What is being asked:
Wherever the string "Pull" appears in a line, extract that line.

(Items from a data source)
□ □ □ □

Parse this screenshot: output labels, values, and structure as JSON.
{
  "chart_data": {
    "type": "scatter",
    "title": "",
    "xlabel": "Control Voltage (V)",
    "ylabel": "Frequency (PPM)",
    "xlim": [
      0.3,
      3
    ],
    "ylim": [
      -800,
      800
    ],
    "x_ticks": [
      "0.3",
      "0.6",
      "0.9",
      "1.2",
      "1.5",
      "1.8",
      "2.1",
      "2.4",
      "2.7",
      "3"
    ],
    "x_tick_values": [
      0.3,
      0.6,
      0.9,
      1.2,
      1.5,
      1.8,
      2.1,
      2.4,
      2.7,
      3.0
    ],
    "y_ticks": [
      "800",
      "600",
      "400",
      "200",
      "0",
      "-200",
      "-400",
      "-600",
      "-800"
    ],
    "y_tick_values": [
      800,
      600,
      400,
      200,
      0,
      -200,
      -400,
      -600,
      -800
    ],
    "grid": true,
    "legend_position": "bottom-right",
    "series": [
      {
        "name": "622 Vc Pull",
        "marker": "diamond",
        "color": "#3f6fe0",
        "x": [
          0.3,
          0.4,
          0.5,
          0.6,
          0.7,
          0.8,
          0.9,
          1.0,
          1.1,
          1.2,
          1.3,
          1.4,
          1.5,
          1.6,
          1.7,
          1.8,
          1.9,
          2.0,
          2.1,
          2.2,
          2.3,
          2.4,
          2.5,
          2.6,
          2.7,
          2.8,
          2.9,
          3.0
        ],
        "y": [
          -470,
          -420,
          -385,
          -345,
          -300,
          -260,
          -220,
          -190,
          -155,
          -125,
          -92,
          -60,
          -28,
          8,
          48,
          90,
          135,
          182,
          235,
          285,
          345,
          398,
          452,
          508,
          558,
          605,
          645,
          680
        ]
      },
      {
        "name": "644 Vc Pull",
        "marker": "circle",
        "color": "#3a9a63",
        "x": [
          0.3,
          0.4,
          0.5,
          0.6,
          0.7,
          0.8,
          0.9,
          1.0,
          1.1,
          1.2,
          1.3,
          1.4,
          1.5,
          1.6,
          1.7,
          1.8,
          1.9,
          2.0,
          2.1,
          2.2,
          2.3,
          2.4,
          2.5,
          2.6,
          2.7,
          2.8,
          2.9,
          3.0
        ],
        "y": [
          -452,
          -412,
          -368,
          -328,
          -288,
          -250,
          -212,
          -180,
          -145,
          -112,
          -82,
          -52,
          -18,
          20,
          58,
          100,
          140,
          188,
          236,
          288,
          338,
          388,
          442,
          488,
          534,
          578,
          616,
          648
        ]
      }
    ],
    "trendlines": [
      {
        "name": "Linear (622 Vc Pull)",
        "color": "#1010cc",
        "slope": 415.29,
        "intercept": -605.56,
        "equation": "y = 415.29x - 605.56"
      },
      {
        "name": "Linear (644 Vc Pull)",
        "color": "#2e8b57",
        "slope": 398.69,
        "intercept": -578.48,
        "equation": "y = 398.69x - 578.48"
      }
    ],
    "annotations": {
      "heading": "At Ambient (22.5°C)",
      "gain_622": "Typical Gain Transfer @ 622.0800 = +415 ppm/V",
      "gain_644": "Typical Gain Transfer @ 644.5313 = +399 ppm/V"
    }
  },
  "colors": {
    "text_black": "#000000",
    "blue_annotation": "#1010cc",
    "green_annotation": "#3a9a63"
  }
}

□ □ □ □

Response to this task:
        "name": "622 Vc Pull",
        "name": "644 Vc Pull",
        "name": "Linear (622 Vc Pull)",
        "name": "Linear (644 Vc Pull)",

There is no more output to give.